Provided data:
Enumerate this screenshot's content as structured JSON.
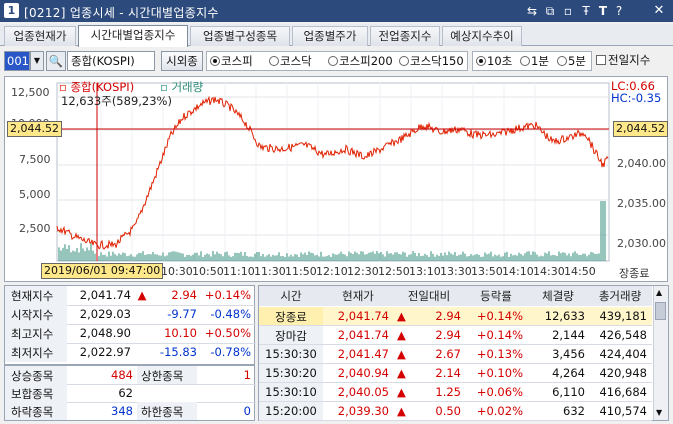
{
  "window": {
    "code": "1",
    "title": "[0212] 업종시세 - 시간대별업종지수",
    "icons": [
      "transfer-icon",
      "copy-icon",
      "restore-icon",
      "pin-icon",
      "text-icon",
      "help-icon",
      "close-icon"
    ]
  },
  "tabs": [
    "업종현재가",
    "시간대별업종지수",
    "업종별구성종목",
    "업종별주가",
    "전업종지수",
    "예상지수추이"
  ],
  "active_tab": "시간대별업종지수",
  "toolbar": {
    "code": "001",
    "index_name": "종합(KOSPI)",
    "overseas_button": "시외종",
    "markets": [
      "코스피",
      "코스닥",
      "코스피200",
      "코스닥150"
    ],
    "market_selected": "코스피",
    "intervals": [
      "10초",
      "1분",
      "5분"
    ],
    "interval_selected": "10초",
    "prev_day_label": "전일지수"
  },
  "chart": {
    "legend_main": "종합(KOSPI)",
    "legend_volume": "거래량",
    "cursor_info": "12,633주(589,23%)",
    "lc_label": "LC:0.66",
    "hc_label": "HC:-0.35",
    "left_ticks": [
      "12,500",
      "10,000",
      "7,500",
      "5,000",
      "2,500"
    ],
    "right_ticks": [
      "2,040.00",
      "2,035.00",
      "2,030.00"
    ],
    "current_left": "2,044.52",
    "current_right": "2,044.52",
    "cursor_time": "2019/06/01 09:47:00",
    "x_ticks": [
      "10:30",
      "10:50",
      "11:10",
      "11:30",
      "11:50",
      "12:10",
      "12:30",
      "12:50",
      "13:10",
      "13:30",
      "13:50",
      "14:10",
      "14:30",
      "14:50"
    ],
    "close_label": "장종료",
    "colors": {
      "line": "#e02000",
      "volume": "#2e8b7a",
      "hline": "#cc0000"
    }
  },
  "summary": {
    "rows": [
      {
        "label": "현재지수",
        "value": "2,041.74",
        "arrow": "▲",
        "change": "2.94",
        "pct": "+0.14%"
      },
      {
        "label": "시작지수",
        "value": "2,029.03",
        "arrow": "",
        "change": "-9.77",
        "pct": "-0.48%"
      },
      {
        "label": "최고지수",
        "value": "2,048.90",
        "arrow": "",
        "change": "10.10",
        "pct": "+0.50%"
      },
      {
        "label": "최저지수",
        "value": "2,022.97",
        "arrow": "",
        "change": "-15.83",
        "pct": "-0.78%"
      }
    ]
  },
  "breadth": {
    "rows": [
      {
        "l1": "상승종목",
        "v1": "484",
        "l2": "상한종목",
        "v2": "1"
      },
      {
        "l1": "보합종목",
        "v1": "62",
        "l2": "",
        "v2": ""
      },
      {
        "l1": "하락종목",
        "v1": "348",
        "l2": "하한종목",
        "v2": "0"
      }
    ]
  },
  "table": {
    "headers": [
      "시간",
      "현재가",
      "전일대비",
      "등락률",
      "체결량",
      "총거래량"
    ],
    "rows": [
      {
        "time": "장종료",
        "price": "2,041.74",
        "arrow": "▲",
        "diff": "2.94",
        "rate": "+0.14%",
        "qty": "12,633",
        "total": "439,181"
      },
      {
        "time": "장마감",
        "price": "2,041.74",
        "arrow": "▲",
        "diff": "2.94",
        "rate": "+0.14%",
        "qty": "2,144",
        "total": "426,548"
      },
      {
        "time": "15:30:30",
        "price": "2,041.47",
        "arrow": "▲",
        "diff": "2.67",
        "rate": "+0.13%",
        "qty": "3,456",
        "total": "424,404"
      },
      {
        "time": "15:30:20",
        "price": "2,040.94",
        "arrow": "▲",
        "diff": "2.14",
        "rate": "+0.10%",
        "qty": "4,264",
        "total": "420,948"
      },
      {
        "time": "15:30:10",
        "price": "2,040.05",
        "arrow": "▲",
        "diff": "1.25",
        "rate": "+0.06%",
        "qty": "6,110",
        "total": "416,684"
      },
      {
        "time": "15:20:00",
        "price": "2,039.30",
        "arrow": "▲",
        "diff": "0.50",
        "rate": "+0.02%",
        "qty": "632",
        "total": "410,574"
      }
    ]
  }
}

Stated task: Across the records, count the lines holding the string "price". Give the number and stop.

Finished exercise: 6